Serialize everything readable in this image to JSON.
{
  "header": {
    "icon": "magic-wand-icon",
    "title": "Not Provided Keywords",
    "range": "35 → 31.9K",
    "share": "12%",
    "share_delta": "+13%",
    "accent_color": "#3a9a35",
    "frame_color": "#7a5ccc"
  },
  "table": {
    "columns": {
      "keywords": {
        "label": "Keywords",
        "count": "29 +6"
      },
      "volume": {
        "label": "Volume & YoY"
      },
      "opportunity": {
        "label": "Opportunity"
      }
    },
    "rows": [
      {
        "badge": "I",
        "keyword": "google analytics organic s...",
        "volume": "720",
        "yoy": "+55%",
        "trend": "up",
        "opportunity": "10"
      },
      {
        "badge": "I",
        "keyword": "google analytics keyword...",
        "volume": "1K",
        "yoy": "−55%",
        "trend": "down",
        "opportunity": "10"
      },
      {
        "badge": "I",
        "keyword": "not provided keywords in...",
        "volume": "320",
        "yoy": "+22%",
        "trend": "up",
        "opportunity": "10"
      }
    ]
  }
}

-=-=-

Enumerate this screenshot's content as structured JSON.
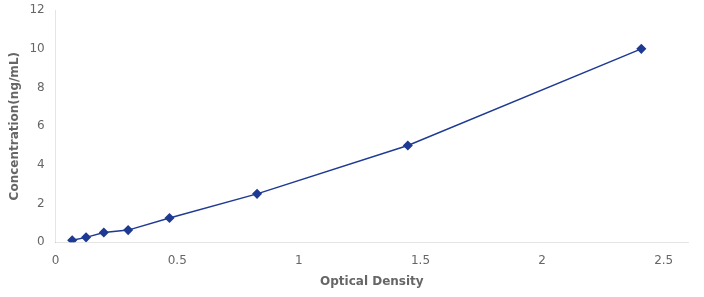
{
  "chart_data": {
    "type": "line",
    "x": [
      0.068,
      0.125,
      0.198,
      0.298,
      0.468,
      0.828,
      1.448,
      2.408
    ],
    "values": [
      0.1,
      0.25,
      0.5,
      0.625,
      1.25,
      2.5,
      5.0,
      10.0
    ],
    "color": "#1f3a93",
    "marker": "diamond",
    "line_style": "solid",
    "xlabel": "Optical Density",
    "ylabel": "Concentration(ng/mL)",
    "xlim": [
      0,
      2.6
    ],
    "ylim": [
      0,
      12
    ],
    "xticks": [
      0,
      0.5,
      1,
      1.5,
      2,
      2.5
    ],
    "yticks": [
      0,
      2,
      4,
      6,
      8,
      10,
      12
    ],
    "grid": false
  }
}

-=-=-

=== Do this ===
Each line that holds the word "google" is to be copied.

=== Solution to the problem ===
        "keyword": "google analytics organic s...",
        "keyword": "google analytics keyword...",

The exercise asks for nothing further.